Excerpt provided =
════════════════
# Another Scheduled Chat Session



## AB^ (Apr 27, 2008)

Hello TeguTalk Staff and Members,


I think it's about time to have another scheduled chat.
So next Sunday (May 4th) at 5pm pacific/ 8 eastern time we shall chat!!!!!!!
Hope to see you there :-D


----------



## worleygurl (Apr 27, 2008)

I will be there with bells on! (if I don't have to work)

Kris


----------



## Mike (Apr 27, 2008)

I'll try to make it.


----------



## dorton (Apr 27, 2008)

I'll probably still be at the raliegh reptile expo, but if I can, i'll be there.


----------



## worleygurl (Apr 27, 2008)

I live in Raleigh. Is this your first time at this expo or have you been before? This will be my 3rd. The expo will be over by the time the chat is scheduled. Sunday it closes early. I want to say 5 p.m.


----------



## Shannon (Apr 27, 2008)

I just joined here so I will definately be there to introduce myself and chat with peeps.


----------



## worleygurl (Apr 27, 2008)

There is someone there most all times. Feel free to drop by whenever. I mean obviously come for the scheduled chat, but you can come now, tomorrow, next week, even next year! hehe Let me know if you need instructions on how to get there...

worley


----------



## Shannon (Apr 27, 2008)

word, thanks!


----------



## VARNYARD (Apr 27, 2008)

When good for you guys?


----------



## Shannon (Apr 27, 2008)

i get off at 2 pm on this sunday...so i'll have time to be there.


----------



## angelrose (Apr 27, 2008)

this will be my first. I would love to stop by.


----------



## ZEKE (Apr 27, 2008)

aww we are coming home the 5th form wisconsin. i might be able to get on but ill have to go early to get sleep i think. ill try to make it tho.


----------



## DaveDragon (Apr 28, 2008)

I'll try to be there. That silent chat thing is still weird to me!


----------



## DZLife (Apr 28, 2008)

I may not be able to be there, as I think I already have plans to go to something called "The Flood." I guess I'll just have to wait and see what my plans end up being.


----------



## PuffDragon (Apr 29, 2008)

Anytime is good for me.


----------



## DZLife (Apr 29, 2008)

What did you say Puff? All I heard was


PuffDragon said:


> I have no life.


----------



## DaveDragon (Apr 29, 2008)

PuffDragon said:


> Anytime is good for me.


Get a life!!! :mrgreen:


----------



## DaveDragon (Apr 29, 2008)

DZLife said:


> What did you say Puff? All I heard was
> 
> 
> PuffDragon said:
> ...
════════════════
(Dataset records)

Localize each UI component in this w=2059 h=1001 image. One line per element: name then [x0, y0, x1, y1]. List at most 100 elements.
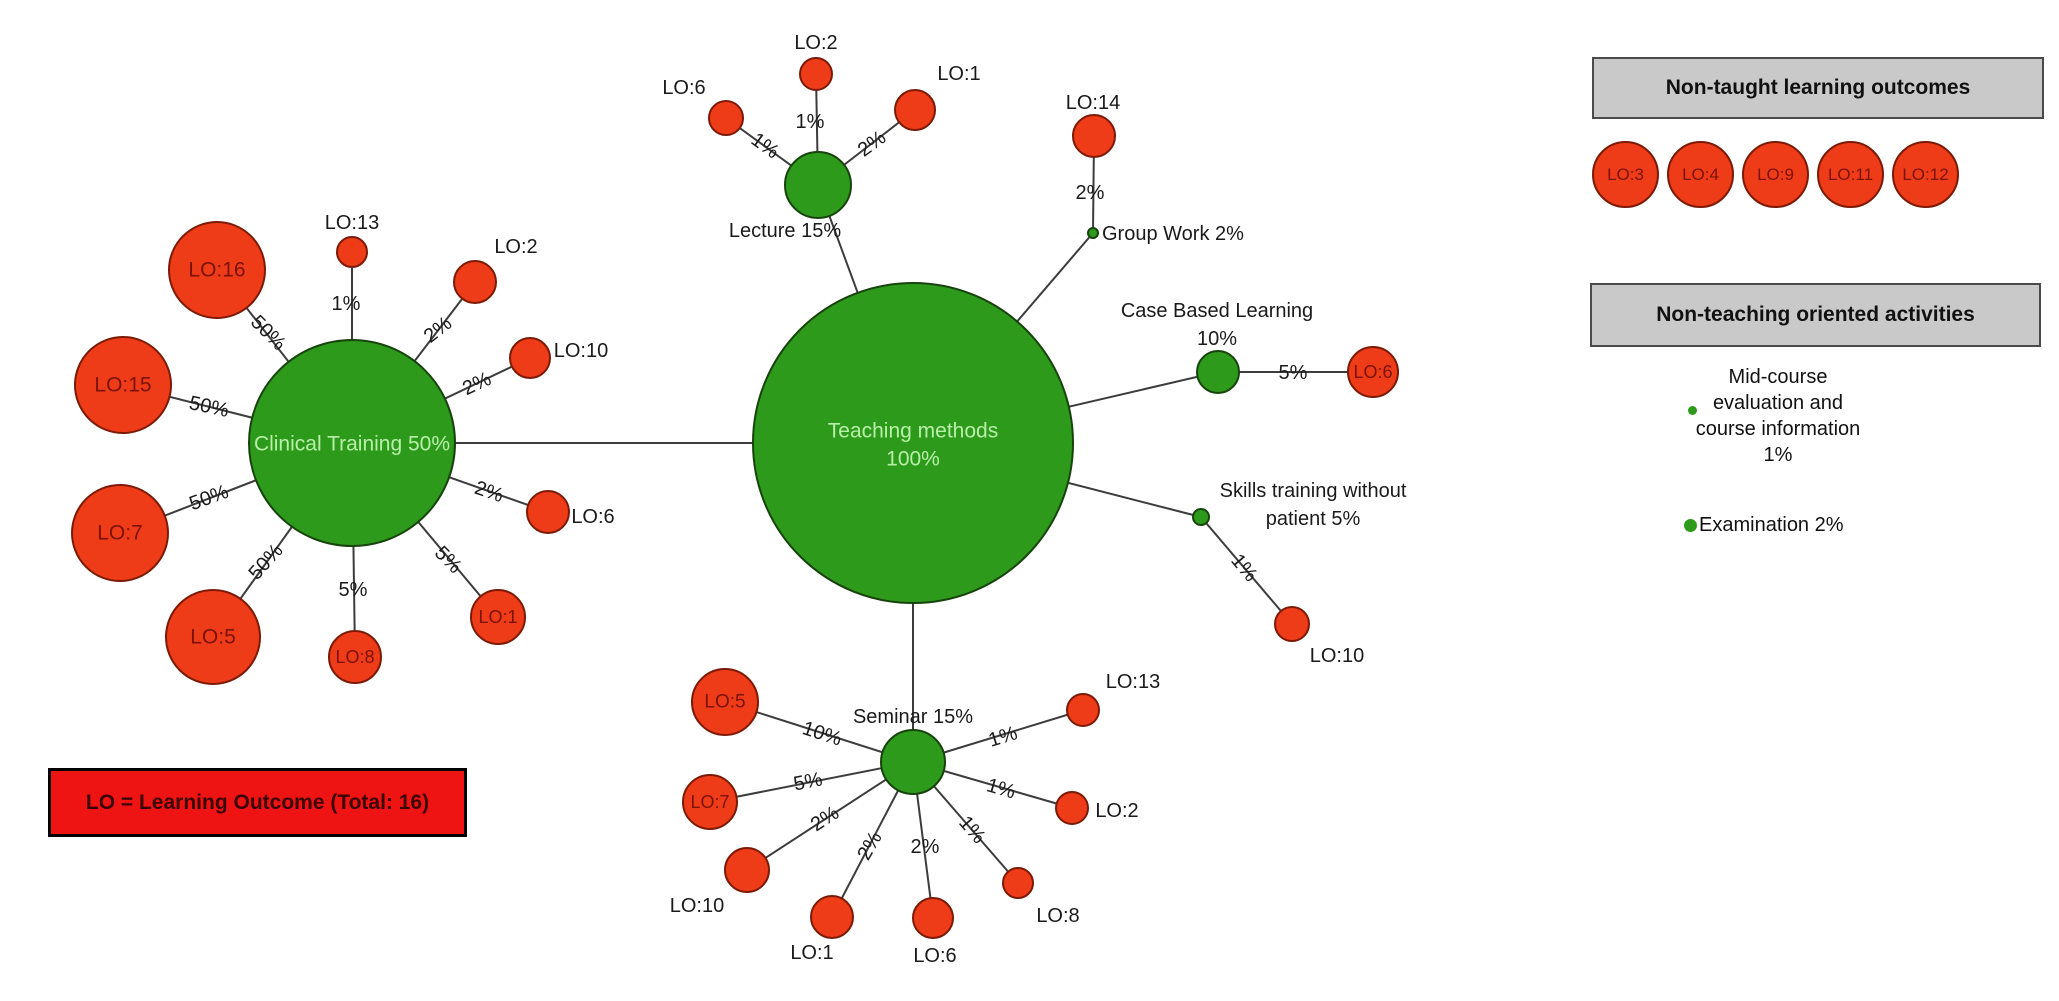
node-clinical-lo15: [74, 336, 172, 434]
node-label-clinical-lo5: LO:5: [190, 626, 236, 649]
graph-label: Clinical Training 50%: [254, 433, 450, 456]
non-taught-outcomes-row: LO:3 LO:4 LO:9 LO:11 LO:12: [1592, 141, 1959, 208]
node-clinical-lo13: [336, 236, 368, 268]
graph-label: LO:2: [794, 32, 837, 54]
graph-label: 1%: [986, 722, 1020, 752]
node-label-seminar-lo7: LO:7: [690, 792, 729, 812]
graph-label: 50%: [246, 311, 290, 355]
edge-line: [709, 761, 914, 803]
node-case-lo6: [1347, 346, 1399, 398]
node-skills-lo10: [1274, 606, 1310, 642]
graph-label: 10%: [1197, 328, 1237, 350]
node-seminar-hub: [880, 729, 946, 795]
node-label-clinical-lo7: LO:7: [97, 522, 143, 545]
examination-dot: [1684, 519, 1697, 532]
graph-label: 2%: [854, 126, 890, 161]
node-clinical-lo5: [165, 589, 261, 685]
graph-label: 10%: [800, 717, 845, 750]
graph-label: 2%: [807, 802, 843, 836]
graph-label: 5%: [339, 579, 368, 601]
graph-label: 50%: [186, 481, 231, 515]
graph-label: 2%: [853, 828, 887, 864]
graph-label: LO:6: [913, 945, 956, 967]
node-clinical-lo16: [168, 221, 266, 319]
non-teaching-activities-header: Non-teaching oriented activities: [1590, 283, 2041, 347]
node-seminar-lo10: [724, 847, 770, 893]
graph-label: 50%: [244, 540, 287, 585]
graph-label: LO:1: [790, 942, 833, 964]
graph-label: 50%: [187, 392, 231, 422]
node-seminar-lo5: [691, 668, 759, 736]
graph-label: LO:13: [325, 212, 379, 234]
graph-label: 2%: [1076, 182, 1105, 204]
graph-label: LO:10: [1310, 645, 1364, 667]
node-seminar-lo6: [912, 897, 954, 939]
node-label-clinical-lo8: LO:8: [335, 647, 374, 667]
graph-label: 1%: [954, 812, 990, 848]
node-label-clinical-lo15: LO:15: [94, 374, 151, 397]
graph-label: 2%: [420, 312, 456, 347]
node-label-case-lo6: LO:6: [1353, 362, 1392, 382]
node-label-clinical-lo16: LO:16: [188, 259, 245, 282]
graph-label: Lecture 15%: [729, 220, 842, 242]
edge-line: [746, 761, 914, 871]
graph-label: 100%: [886, 448, 940, 471]
graph-label: LO:6: [571, 506, 614, 528]
non-taught-outcome-circle: LO:4: [1667, 141, 1734, 208]
node-groupwork-lo14: [1072, 114, 1116, 158]
non-taught-outcomes-header: Non-taught learning outcomes: [1592, 57, 2044, 119]
graph-label: LO:14: [1066, 92, 1120, 114]
non-taught-outcome-circle: LO:9: [1742, 141, 1809, 208]
graph-label: patient 5%: [1266, 508, 1361, 530]
graph-label: 1%: [796, 111, 825, 133]
node-seminar-lo13: [1066, 693, 1100, 727]
mid-course-dot: [1688, 406, 1697, 415]
graph-label: Teaching methods: [828, 420, 998, 443]
node-seminar-lo7: [682, 774, 738, 830]
graph-label: 1%: [332, 293, 361, 315]
node-clinical-lo6: [526, 490, 570, 534]
node-clinical-lo1: [470, 589, 526, 645]
graph-label: 2%: [459, 368, 495, 400]
graph-label: LO:8: [1036, 905, 1079, 927]
graph-label: LO:6: [662, 77, 705, 99]
graph-label: 1%: [747, 129, 783, 164]
graph-label: 2%: [911, 836, 940, 858]
node-clinical-lo7: [71, 484, 169, 582]
node-clinical-lo2: [453, 260, 497, 304]
graph-label: LO:10: [670, 895, 724, 917]
mid-course-evaluation-label: Mid-course evaluation and course informa…: [1695, 366, 1861, 466]
graph-label: LO:2: [1095, 800, 1138, 822]
graph-label: LO:1: [937, 63, 980, 85]
graph-label: Skills training without: [1220, 480, 1407, 502]
graph-label: 5%: [792, 768, 825, 795]
node-skills-training-dot: [1192, 508, 1210, 526]
node-seminar-lo1: [810, 895, 854, 939]
legend-box: LO = Learning Outcome (Total: 16): [48, 768, 467, 837]
non-taught-outcome-circle: LO:3: [1592, 141, 1659, 208]
non-taught-outcome-circle: LO:12: [1892, 141, 1959, 208]
node-clinical-lo10: [509, 337, 551, 379]
node-teaching-methods-hub: [752, 282, 1074, 604]
node-seminar-lo2: [1055, 791, 1089, 825]
node-case-based-learning-hub: [1196, 350, 1240, 394]
node-label-clinical-lo1: LO:1: [478, 607, 517, 627]
edge-line: [1200, 516, 1293, 625]
graph-label: Case Based Learning: [1121, 300, 1313, 322]
graph-label: 1%: [984, 774, 1018, 803]
node-clinical-training-hub: [248, 339, 456, 547]
examination-item: Examination 2%: [1684, 514, 1844, 537]
node-label-seminar-lo5: LO:5: [704, 692, 745, 713]
node-seminar-lo8: [1002, 867, 1034, 899]
graph-label: LO:10: [554, 340, 608, 362]
node-lecture-hub: [784, 151, 852, 219]
graph-label: LO:2: [494, 236, 537, 258]
examination-label: Examination 2%: [1699, 514, 1844, 536]
graph-label: Seminar 15%: [853, 706, 973, 728]
graph-label: 5%: [1279, 362, 1308, 384]
node-lecture-lo6: [708, 100, 744, 136]
graph-label: Group Work 2%: [1102, 223, 1244, 245]
node-clinical-lo8: [328, 630, 382, 684]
════════════════
Actions to take =
1. For each statement, say whether the chat-scheduling thread agrees with it, answering yes or no and quoting the deciding words from the thread: (a) The chat is set for Sunday, May 4th, at 5pm Pacific time. (b) worleygurl says the Raleigh expo closes late on Sunday. (c) Shannon gets off work at 2 pm that Sunday.
2. Pick up the chat-scheduling thread from where it stops and carry it on.
This material comes from a separate source.

Replies =
1.
(a) Yes: "So next Sunday (May 4th) at 5pm pacific/ 8 eastern time we shall chat!!!!!!!"
(b) No: "Sunday it closes early."
(c) Yes: "i get off at 2 pm on this sunday"

2.
Dang, you beat me to it!!!! :twisted:


----------



## PuffDragon (Apr 29, 2008)

haha.

David....you have no room to talk! Mr. 1286 and counting posts!!! I think it's safe to say your on more than me!!

DZ...your hearing me through the internet? Get off the drugs son. I think Dr. Phil lives in CA...you should give him a call.


----------



## DZLife (Apr 29, 2008)

PuffDragon said:


> haha.
> 
> David....you have no room to talk! Mr. 1286 and counting posts!!! I think it's safe to say your on more than me!!
> 
> DZ...your hearing me through the internet? Get off the drugs son. I think Dr. Phil lives in CA...you should give him a call.



Dr. Phil is a crock.


----------



## DaveDragon (Apr 29, 2008)

PuffDragon said:


> haha.
> 
> David....you have no room to talk! Mr. 1286 and counting posts!!! I think it's safe to say your on more than me!!


Not in the last few months. I've been busy doing instead of talking. I'm working on balancing that now (more talking!). :mrgreen:


----------



## DZLife (Apr 29, 2008)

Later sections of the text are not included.